### INSTRUCTIONS:
• a. In the notebook on merging European maize files, what output file is listed under its goals?
• b. Translate this heading from the notebook on merging European maize files into German: "Read in the Axiom Array marker, the IDs and the marker quality classifications."
• c. Continue the notebook on merging European maize files from the point where it stops.

# SELECTION start

## **1.2_1.6_DATASET_masters_merge_european_maize_files.ipynb**

### GOALS of this script:
* part one of whole merging workflow for the masters
* numbering in accordance to workflow_europe_maize_dataset_prep_masters
* combination/check of:
    * merging_script_final-Copy1.ipynb
    * merging_script_final.ipynb
    * the corresponding number steps
* OUT: final_columns_xxx_for_masters.csv

### *Import packages*

In [None]:
import gzip
import allel
import pandas as pd
import numpy as np
import tskit
import tsinfer
import sys
import json
import csv
from IPython.display import SVG
from IPython.display import HTML
from collections import Counter
import matplotlib.pyplot as plt
import seaborn as sns
from openpyxl import Workbook
from progressbar import ProgressBar
sns.set_style('white')
sns.set_style('ticks')

## **1.2 Read in all dataset files as hapmap format**

### *Read in Unterseer_2016 files*

#### *Read in hapmap file*

In [None]:
unterseer_2016_landraces_hapmap=pd.read_csv("/Users/kschul38/Documents/tsinfer-project/data/2_processed/europe_maize_dataset_600k/unterseer_2016_landraces_hapmap.hmp.txt",sep="\t")
unterseer_2016_landraces_hapmap

In [None]:
unterseer_2016_elite_hapmap=pd.read_csv("/Users/kschul38/Documents/tsinfer-project/data/2_processed/europe_maize_dataset_600k/unterseer_2016_elite_hapmap.hmp.txt",sep="\t")
unterseer_2016_elite_hapmap

### *Read in Mayer_2020 files*

#### *Read in .txt file* 

In [None]:
#read in the .txt file from the /data/1_raw/4_Mayer_2017 folder 
mayer_2020_dhlines=pd.read_csv('/Users/kschul38/Documents/tsinfer-project/data/1_raw/3_Mayer_2020/Mayer_et_al_genotypes_DHlines_600k_raw.txt.gz', sep=" ")
#markers already used as row names 

In [None]:
mayer_2020_dhlines

### *Read in Mayer_2017 files*

#### *Read in .txt file*

In [None]:
#read in the .txt file from the /data/1_raw/4_Mayer_2017 folder 
mayer_2017_landraces=pd.read_csv('/Users/kschul38/Documents/tsinfer-project/data/1_raw/4_Mayer_2017/TUM-PLANTBREEDING_Maize600k_35landraces_952individuals_raw.txt', sep=" ")
mayer_2017_landraces=mayer_2017_landraces.reset_index()
#markers already used as row names 

In [None]:
mayer_2017_landraces

# **1.3 Read in .vcf files**

### *Read in the Axiom Array marker, the IDs and the marker quality classifications*

#### *Read in Unterseer_2016_landraces vcf file*

In [None]:
unterseer_2016_landraces_vcf= allel.read_vcf('/Users/kschul38/Documents/tsinfer-project/data/1_raw/5_Unterseer_2016/TUM-PLANTBREEDING_Maize600k_landraces.vcf',fields=['variants/ID','variants/AD', 'variants/CMT'] , log=sys.stdout)

# SELECTION end
# PROVIDED RECORDS start

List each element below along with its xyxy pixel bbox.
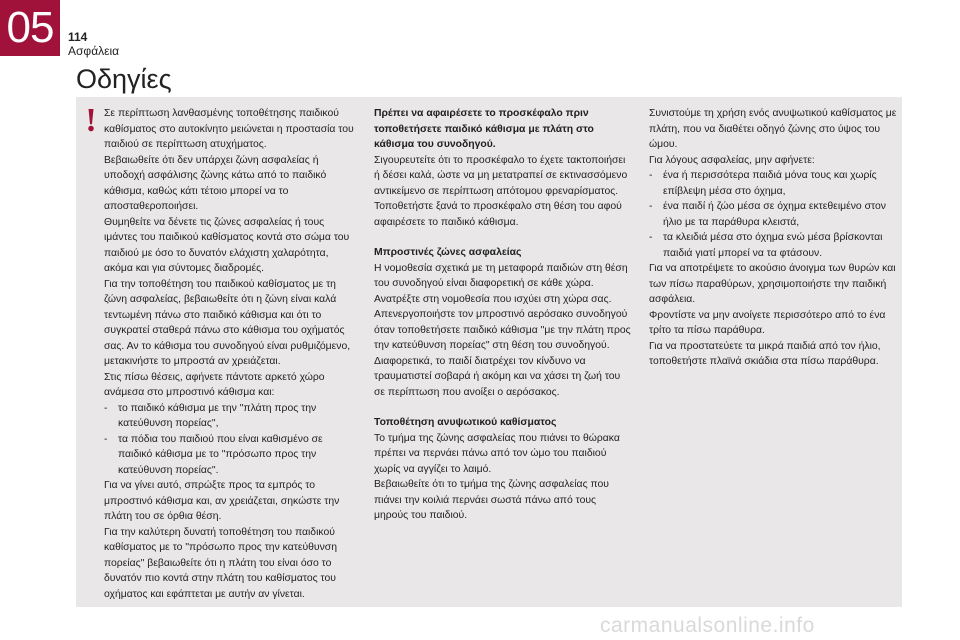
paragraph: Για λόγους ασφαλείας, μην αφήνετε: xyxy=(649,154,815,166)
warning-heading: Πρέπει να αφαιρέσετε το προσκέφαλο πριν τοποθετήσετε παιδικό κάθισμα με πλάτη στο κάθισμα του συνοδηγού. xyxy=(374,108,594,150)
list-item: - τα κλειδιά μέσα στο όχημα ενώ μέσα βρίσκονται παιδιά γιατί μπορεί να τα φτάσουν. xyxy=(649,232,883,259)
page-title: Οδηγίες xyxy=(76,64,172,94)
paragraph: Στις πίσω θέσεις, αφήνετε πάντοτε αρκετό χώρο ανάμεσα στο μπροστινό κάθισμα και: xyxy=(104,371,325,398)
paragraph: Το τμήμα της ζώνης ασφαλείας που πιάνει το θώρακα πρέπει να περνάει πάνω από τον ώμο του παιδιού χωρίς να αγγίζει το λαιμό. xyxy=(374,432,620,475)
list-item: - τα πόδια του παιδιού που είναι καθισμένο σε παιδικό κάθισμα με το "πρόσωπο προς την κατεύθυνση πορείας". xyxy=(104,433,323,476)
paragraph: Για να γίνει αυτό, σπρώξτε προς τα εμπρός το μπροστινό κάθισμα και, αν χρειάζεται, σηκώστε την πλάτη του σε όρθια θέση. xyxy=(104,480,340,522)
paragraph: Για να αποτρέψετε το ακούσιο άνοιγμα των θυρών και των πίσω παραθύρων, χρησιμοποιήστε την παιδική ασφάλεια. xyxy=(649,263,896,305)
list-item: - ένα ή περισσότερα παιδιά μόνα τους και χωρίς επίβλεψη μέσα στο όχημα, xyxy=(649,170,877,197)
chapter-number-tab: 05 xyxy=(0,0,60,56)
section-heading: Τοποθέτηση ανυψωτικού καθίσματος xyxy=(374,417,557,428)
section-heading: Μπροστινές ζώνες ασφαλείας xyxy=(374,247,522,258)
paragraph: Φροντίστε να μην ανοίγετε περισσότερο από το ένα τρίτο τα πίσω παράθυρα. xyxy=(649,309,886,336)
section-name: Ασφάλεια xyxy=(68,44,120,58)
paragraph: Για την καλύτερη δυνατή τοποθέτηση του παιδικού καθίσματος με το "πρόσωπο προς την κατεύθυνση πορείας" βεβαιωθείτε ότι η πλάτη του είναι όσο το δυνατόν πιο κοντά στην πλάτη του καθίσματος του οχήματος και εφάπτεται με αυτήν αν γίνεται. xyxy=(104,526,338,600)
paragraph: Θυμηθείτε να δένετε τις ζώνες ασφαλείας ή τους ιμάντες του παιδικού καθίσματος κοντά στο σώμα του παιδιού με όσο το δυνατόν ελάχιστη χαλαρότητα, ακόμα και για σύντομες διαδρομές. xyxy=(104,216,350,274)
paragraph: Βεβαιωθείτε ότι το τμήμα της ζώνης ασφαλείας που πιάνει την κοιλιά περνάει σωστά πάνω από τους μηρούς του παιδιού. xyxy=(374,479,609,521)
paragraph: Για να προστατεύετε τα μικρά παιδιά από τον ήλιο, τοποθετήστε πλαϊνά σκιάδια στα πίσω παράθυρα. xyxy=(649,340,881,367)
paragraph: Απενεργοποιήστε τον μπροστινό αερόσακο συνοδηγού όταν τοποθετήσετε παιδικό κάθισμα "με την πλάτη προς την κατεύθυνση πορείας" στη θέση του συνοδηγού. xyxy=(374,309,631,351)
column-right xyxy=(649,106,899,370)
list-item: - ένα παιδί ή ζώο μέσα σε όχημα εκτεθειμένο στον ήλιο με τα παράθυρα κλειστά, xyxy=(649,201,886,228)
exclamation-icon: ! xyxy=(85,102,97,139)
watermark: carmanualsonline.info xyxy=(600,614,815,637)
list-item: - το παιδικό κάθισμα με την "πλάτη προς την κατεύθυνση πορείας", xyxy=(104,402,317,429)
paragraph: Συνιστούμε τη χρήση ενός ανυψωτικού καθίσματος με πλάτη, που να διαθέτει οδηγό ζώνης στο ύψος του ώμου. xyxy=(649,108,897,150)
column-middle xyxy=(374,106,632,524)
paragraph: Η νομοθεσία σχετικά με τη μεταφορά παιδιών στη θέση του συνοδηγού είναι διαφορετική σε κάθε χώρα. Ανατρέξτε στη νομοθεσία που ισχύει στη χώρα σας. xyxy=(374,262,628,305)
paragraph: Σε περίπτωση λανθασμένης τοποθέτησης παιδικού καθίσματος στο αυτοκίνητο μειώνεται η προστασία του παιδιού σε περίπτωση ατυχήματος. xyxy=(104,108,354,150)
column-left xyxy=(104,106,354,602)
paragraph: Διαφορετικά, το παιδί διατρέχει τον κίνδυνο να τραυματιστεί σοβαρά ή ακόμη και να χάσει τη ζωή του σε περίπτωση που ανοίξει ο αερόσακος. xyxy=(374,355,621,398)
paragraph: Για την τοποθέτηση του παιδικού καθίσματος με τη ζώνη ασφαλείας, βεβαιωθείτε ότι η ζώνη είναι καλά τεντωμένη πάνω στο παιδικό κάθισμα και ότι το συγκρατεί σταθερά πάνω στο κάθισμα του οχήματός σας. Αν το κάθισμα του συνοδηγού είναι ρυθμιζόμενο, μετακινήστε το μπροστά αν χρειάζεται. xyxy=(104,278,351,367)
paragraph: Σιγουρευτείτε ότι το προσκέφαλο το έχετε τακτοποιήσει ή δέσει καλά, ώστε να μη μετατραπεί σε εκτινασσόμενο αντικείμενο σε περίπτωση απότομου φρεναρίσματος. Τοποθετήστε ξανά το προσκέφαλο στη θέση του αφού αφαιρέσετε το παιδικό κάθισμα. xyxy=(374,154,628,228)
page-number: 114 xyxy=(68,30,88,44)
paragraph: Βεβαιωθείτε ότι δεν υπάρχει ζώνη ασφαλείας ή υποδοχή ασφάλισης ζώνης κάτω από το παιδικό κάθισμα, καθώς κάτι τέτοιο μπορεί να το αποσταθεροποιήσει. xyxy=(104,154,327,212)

# PROVIDED RECORDS end
# PROVIDED RECORDS start

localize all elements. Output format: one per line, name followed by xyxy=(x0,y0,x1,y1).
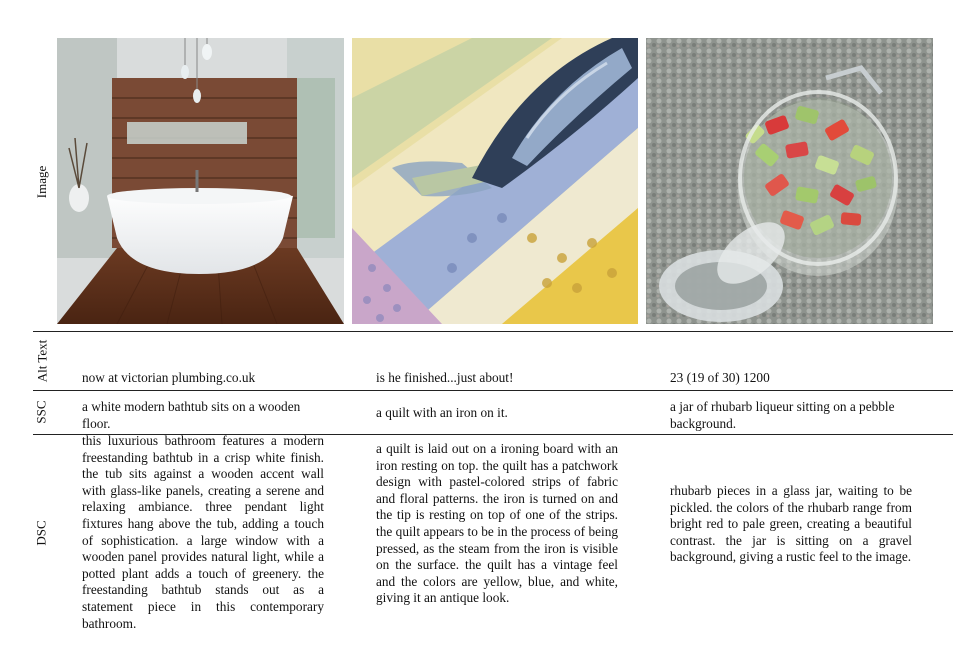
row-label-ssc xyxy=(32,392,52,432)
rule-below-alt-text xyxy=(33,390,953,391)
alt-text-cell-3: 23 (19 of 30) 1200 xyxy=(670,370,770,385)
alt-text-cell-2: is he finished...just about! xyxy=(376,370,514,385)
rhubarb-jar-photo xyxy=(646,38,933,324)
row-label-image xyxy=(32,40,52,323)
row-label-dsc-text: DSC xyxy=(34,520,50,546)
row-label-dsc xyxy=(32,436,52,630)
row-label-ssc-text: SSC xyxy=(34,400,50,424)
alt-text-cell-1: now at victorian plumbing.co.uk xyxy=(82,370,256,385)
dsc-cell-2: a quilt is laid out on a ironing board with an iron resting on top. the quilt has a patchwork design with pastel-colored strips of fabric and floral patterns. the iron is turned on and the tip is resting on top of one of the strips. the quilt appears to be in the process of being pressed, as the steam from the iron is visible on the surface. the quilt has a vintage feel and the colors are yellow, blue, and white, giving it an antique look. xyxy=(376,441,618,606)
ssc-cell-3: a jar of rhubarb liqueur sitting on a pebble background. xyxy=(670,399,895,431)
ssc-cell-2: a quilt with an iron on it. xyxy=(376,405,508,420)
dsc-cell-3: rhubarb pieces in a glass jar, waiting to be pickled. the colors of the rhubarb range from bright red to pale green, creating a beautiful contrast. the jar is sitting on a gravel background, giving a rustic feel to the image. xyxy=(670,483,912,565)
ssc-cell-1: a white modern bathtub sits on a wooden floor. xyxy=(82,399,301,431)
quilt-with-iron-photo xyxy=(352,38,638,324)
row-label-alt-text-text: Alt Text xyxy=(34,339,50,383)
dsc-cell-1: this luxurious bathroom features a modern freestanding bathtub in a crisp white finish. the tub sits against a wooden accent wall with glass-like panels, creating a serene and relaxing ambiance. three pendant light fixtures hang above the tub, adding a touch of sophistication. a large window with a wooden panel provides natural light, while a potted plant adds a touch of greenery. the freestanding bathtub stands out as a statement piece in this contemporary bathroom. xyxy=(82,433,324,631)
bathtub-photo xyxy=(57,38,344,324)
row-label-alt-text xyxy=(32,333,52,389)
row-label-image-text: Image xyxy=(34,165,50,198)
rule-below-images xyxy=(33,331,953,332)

# PROVIDED RECORDS end

### OUTPUTS:
• a. final_columns_xxx_for_masters.csv

• b. Lies den Axiom-Array-Marker, die IDs und die Klassifizierungen der Markerqualität ein.

• c.
In [None]:
#unterseer_2016_landraces_vcf

In [None]:
#unterseer_landraces_dataframe = allel.vcf_to_dataframe('/Users/kschul38/Documents/tsinfer-project/data/1_raw/5_Unterseer_2016/TUM-PLANTBREEDING_Maize600k_landraces.vcf', fields= ['variants/ID','variants/AD', 'variants/CMT'])
#unterseer_landraces_dataframe = unterseer_landraces_dataframe.reset_index(drop=True)

#### *Read in Unterseer_2016_elite vcf file*

In [None]:
unterseer_2016_elite_vcf= allel.read_vcf('/Users/kschul38/Documents/tsinfer-project/data/1_raw/5_Unterseer_2016/TUM-PLANTBREEDING_Maize600k_elitelines.vcf',fields=['variants/ID','variants/AD', 'variants/CMT'], log=sys.stdout)

In [None]:
#unterseer_2016_elite_vcf

In [None]:
#unterseer_elite_dataframe = allel.vcf_to_dataframe('/Users/kschul38/Documents/tsinfer-project/data/1_raw/5_Unterseer_2016/TUM-PLANTBREEDING_Maize600k_elitelines.vcf',fields=['variants/ID','variants/AD', 'variants/CMT'])
#unterseer_elite_dataframe = unterseer_elite_dataframe.reset_index(drop=True)

## **1.4 Compare samples between all datasets**

### *1.4.1 Compare sample names without prefix - overlap?*

**Only relevant combination - Unterseer_2016_landraces & Mayer_2017_landraces**

*Unterseer_2016_landraces*

In [None]:
#get the samples in the hapmap
unterseer_2016_landraces_hapmap_columns=list(unterseer_2016_landraces_hapmap.columns)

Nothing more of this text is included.